RECORD EXTRACTS
>> Start

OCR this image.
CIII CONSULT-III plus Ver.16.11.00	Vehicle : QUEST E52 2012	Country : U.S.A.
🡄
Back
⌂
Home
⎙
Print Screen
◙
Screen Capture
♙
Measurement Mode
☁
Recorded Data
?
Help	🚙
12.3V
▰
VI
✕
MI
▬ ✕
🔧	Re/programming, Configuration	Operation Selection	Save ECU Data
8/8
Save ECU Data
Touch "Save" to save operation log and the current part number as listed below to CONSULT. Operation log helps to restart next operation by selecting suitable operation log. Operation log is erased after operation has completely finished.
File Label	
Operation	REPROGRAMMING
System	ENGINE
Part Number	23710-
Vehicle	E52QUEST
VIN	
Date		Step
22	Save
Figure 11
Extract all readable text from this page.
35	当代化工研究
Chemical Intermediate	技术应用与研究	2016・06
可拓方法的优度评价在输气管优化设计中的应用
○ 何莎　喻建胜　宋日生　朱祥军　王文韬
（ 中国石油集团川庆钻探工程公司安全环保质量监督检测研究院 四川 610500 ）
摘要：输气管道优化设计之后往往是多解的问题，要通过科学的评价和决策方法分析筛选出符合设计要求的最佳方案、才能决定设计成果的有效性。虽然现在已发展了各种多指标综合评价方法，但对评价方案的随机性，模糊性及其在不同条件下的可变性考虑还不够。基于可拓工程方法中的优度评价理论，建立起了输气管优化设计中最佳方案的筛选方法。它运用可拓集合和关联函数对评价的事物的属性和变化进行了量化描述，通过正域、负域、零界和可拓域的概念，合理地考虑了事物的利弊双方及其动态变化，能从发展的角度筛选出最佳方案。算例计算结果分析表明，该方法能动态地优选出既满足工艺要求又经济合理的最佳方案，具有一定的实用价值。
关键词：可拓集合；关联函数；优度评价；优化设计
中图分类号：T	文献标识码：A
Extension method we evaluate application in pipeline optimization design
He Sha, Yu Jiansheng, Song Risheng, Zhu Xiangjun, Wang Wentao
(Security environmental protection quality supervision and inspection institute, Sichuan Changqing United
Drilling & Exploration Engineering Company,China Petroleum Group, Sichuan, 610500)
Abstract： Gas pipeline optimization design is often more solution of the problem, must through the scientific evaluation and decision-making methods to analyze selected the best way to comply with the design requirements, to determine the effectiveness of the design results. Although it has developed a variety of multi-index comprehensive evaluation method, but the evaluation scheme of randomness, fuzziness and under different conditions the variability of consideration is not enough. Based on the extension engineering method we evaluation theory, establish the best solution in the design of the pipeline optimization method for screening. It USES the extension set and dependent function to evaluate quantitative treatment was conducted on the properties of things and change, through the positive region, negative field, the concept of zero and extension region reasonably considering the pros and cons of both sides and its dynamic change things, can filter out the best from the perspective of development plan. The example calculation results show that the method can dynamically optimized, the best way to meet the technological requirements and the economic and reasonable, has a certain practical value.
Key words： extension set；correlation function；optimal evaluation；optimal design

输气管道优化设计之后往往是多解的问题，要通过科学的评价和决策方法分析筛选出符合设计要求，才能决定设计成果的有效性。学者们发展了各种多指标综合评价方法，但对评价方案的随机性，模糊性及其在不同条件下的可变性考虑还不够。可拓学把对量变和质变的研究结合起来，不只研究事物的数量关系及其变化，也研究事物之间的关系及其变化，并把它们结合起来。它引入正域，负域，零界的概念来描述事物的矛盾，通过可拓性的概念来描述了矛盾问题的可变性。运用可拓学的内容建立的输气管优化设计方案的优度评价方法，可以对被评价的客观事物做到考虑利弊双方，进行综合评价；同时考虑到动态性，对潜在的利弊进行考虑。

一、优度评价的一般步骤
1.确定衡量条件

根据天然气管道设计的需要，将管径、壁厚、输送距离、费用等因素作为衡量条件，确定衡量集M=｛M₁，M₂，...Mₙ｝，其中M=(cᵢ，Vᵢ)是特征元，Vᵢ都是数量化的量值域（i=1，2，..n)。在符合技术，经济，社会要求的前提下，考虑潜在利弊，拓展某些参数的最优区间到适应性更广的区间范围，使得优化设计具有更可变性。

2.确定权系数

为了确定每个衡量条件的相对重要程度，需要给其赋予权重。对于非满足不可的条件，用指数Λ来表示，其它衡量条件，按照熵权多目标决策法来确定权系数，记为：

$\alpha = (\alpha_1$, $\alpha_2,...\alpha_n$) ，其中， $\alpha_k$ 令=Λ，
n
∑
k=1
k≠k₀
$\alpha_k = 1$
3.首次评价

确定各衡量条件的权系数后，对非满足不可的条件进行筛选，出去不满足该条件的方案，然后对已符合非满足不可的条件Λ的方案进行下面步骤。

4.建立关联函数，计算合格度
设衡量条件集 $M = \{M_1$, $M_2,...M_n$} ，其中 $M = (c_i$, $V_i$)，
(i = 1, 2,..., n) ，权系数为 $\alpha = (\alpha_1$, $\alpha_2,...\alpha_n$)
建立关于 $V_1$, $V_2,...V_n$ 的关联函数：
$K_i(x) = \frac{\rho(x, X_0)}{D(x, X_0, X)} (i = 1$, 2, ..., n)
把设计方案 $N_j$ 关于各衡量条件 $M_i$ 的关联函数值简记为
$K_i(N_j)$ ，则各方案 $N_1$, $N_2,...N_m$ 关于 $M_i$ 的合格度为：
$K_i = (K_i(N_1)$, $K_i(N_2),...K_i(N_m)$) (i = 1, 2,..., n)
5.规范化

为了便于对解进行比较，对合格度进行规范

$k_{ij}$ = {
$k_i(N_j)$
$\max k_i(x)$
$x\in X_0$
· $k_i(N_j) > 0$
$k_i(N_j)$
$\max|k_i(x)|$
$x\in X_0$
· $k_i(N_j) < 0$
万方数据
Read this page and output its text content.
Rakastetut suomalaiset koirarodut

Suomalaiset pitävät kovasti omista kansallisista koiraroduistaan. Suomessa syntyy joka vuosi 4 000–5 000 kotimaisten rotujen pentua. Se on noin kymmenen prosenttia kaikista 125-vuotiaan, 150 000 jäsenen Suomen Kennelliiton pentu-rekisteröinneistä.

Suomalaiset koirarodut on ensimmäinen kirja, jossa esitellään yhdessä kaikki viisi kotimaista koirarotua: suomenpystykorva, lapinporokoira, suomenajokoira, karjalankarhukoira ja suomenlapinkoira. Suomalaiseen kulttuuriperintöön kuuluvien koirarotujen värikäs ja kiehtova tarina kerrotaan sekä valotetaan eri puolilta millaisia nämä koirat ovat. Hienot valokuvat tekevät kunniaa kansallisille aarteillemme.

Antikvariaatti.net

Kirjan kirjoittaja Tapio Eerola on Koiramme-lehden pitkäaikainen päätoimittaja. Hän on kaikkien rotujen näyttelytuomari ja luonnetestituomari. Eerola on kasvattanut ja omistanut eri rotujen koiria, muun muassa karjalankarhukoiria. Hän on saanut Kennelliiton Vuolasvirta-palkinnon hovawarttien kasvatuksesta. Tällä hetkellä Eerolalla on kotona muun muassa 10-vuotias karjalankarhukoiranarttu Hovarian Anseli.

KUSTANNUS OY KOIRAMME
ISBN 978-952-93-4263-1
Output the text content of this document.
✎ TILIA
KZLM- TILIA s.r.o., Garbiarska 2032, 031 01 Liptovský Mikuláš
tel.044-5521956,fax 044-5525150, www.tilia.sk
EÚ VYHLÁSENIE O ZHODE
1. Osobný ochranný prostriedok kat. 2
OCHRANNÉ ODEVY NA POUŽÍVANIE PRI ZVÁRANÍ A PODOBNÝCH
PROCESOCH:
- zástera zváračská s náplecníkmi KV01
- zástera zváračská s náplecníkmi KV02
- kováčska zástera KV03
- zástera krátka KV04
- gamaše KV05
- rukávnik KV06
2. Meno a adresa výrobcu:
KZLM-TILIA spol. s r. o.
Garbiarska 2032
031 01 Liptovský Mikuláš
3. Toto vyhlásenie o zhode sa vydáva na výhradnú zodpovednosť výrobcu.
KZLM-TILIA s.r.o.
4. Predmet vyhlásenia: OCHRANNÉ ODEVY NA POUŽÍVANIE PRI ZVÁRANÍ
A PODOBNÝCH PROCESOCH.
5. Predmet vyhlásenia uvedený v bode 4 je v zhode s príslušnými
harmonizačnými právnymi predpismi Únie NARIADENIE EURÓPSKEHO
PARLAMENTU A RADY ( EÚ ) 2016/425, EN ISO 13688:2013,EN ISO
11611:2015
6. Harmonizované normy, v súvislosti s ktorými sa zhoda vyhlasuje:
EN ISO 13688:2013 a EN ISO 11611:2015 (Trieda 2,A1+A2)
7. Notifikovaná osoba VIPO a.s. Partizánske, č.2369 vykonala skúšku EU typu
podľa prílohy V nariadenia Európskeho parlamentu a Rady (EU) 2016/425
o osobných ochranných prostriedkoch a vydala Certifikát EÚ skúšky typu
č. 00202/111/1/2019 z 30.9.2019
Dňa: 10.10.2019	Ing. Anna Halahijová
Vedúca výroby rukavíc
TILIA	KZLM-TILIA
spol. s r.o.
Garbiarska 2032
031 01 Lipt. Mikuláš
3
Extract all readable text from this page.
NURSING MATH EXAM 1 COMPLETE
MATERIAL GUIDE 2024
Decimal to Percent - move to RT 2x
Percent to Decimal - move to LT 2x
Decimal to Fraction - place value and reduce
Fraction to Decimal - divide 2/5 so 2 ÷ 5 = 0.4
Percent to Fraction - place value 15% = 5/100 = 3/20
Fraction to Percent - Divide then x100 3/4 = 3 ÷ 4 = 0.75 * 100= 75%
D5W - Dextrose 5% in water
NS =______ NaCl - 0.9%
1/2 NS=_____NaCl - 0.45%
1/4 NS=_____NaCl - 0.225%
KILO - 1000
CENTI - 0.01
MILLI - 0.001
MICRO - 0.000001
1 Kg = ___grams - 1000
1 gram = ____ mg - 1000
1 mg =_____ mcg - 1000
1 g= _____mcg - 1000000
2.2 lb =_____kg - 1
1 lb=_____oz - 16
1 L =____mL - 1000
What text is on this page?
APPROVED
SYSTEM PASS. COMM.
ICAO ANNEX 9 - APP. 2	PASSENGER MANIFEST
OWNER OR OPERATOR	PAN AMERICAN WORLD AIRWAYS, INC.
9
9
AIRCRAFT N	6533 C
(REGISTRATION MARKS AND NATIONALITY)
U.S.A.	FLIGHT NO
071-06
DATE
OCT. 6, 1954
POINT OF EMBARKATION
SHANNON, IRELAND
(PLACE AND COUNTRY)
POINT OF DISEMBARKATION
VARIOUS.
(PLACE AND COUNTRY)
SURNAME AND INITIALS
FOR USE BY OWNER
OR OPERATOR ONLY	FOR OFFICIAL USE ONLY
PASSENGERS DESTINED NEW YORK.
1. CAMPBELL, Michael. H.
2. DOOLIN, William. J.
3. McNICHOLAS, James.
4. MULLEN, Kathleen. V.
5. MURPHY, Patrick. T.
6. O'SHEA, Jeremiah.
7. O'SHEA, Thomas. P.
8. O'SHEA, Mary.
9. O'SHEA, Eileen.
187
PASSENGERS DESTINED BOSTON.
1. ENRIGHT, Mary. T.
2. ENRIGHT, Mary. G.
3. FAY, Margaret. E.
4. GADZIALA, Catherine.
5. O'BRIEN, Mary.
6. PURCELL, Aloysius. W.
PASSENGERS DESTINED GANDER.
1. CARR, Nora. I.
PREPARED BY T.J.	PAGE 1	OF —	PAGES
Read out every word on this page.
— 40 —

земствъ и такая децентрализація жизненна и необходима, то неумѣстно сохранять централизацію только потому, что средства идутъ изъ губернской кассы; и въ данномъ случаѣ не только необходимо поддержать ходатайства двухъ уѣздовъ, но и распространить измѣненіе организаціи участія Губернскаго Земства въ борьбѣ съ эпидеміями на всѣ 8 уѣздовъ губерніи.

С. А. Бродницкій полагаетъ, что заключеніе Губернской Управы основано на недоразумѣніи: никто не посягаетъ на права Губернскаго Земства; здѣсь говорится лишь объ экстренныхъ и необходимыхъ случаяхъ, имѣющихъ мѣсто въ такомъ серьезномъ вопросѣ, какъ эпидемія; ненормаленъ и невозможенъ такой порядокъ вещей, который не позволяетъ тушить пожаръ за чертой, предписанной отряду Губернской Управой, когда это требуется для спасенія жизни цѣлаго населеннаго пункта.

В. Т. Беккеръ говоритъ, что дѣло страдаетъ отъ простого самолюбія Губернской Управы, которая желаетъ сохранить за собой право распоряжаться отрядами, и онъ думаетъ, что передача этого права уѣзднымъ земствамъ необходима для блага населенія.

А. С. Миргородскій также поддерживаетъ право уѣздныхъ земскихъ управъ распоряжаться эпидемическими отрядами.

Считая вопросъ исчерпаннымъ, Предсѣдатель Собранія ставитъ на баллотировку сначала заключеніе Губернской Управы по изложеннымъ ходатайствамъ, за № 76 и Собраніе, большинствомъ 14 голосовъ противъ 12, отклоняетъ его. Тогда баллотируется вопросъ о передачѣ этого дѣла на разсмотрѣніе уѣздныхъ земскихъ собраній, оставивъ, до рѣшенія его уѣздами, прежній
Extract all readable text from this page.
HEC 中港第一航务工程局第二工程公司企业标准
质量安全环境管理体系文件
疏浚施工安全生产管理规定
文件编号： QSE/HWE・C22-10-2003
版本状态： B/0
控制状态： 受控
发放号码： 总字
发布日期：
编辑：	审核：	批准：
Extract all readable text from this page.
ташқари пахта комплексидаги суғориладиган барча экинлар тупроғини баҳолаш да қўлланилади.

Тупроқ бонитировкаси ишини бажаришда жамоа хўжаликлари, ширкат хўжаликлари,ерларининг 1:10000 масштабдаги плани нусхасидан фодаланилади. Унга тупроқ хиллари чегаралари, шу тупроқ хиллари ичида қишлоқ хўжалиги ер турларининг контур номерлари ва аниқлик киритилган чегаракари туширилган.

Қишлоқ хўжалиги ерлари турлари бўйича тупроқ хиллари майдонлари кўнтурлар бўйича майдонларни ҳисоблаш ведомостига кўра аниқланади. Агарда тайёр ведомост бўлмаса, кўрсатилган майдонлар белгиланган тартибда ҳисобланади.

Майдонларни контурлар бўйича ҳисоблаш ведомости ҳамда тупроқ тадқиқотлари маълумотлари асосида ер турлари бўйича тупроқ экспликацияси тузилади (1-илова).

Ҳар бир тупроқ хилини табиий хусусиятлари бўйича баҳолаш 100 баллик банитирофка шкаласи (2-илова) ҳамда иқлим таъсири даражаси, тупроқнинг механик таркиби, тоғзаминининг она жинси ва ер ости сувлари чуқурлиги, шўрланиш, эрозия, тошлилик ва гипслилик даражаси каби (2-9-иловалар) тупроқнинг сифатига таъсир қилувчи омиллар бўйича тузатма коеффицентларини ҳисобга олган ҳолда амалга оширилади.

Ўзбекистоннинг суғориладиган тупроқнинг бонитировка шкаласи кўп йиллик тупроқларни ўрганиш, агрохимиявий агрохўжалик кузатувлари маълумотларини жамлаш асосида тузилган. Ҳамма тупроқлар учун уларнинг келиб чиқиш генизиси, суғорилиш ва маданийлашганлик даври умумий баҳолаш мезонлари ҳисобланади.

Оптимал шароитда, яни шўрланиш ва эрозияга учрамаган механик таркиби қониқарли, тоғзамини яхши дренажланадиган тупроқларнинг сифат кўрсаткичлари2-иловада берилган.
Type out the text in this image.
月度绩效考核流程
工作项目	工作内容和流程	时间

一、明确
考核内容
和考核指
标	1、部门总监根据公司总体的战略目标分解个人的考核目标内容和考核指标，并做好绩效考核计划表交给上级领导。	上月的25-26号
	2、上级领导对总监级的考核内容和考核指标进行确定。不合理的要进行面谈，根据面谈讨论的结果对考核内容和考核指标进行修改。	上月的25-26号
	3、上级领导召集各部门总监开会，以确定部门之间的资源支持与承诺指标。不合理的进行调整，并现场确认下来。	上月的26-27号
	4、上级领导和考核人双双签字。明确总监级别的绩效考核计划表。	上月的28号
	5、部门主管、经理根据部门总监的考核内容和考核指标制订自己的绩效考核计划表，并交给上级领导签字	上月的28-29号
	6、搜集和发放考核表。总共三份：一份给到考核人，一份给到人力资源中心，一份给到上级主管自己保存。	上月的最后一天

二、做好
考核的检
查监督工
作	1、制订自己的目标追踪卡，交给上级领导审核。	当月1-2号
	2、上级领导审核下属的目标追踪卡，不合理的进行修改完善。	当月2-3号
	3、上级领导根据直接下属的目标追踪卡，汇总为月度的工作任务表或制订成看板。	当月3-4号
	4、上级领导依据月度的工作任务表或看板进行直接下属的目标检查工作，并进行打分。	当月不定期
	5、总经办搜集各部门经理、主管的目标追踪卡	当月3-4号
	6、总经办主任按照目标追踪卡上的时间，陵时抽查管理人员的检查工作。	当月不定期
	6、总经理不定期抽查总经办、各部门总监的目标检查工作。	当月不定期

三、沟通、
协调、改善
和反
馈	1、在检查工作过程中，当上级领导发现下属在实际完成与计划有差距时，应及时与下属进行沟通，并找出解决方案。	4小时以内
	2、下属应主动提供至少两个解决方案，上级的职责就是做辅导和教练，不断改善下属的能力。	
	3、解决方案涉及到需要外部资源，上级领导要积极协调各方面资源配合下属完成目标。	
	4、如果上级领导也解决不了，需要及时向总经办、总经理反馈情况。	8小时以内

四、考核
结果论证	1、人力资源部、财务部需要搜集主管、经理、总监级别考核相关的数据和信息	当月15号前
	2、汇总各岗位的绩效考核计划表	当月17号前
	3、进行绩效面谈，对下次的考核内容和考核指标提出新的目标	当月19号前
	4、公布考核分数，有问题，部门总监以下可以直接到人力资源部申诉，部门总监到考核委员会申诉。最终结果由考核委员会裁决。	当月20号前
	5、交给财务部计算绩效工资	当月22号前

>> End

WHAT IS BEING ASKED
Pull out each line of the listing that holds the string "Губернскаго".

CORRECT RESPONSE
земствъ и такая децентрализація жизненна и необходима, то неумѣстно сохранять централизацію только потому, что средства идутъ изъ губернской кассы; и въ данномъ случаѣ не только необходимо поддержать ходатайства двухъ уѣздовъ, но и распространить измѣненіе организаціи участія Губернскаго Земства въ борьбѣ съ эпидеміями на всѣ 8 уѣздовъ губерніи.
С. А. Бродницкій полагаетъ, что заключеніе Губернской Управы основано на недоразумѣніи: никто не посягаетъ на права Губернскаго Земства; здѣсь говорится лишь объ экстренныхъ и необходимыхъ случаяхъ, имѣющихъ мѣсто въ такомъ серьезномъ вопросѣ, какъ эпидемія; ненормаленъ и невозможенъ такой порядокъ вещей, который не позволяетъ тушить пожаръ за чертой, предписанной отряду Губернской Управой, когда это требуется для спасенія жизни цѣлаго населеннаго пункта.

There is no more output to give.